WHAT YOU WILL DO> Count the lines in the items below that contain the string "image", and give only that number. Case matters.

**** SOURCE DATA

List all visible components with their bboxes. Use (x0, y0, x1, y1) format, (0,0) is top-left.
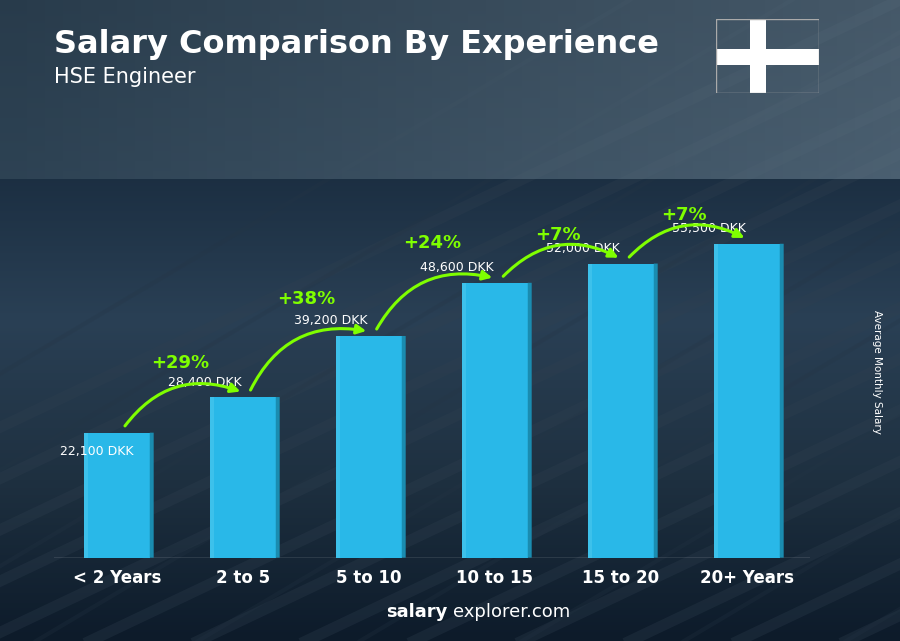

********
**** SOURCE DATA

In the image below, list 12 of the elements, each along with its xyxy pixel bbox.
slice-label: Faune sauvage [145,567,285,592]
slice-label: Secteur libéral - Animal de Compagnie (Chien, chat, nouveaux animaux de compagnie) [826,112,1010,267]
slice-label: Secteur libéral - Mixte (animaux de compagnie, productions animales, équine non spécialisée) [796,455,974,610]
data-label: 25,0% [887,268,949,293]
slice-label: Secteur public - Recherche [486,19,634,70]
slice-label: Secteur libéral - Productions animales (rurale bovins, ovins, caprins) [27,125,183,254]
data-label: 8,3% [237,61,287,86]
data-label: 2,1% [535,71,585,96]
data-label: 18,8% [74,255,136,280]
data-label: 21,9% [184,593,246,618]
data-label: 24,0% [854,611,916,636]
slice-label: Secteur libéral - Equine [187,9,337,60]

********
**** SOURCE DATA

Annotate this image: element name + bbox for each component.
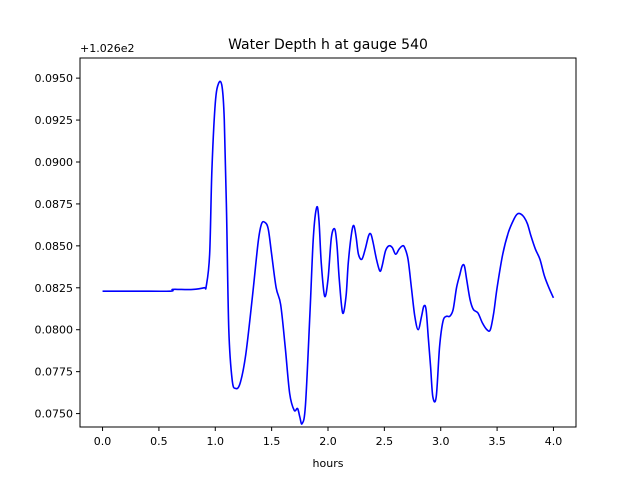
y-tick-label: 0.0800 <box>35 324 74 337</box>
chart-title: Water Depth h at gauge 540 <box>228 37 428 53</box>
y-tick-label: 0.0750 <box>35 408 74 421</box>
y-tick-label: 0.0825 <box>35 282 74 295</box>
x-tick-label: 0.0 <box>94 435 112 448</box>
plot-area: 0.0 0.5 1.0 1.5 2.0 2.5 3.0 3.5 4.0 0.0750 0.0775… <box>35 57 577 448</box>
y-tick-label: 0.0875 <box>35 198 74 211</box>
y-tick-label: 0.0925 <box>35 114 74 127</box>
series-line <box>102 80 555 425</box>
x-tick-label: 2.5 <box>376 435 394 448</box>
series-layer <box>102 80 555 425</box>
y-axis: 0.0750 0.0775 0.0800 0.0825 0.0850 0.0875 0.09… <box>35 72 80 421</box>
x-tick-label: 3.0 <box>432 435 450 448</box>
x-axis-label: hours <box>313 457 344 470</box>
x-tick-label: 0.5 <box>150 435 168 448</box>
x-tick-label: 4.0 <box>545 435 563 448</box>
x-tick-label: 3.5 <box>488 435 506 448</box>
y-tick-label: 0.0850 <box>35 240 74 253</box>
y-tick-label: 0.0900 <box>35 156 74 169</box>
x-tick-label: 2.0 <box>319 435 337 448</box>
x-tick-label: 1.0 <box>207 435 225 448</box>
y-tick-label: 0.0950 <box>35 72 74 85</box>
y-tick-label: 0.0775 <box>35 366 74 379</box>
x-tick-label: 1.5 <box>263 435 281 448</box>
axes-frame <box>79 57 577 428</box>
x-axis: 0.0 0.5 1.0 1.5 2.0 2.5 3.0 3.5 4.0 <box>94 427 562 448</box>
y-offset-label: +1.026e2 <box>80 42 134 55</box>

********

FULL ANSWER> 2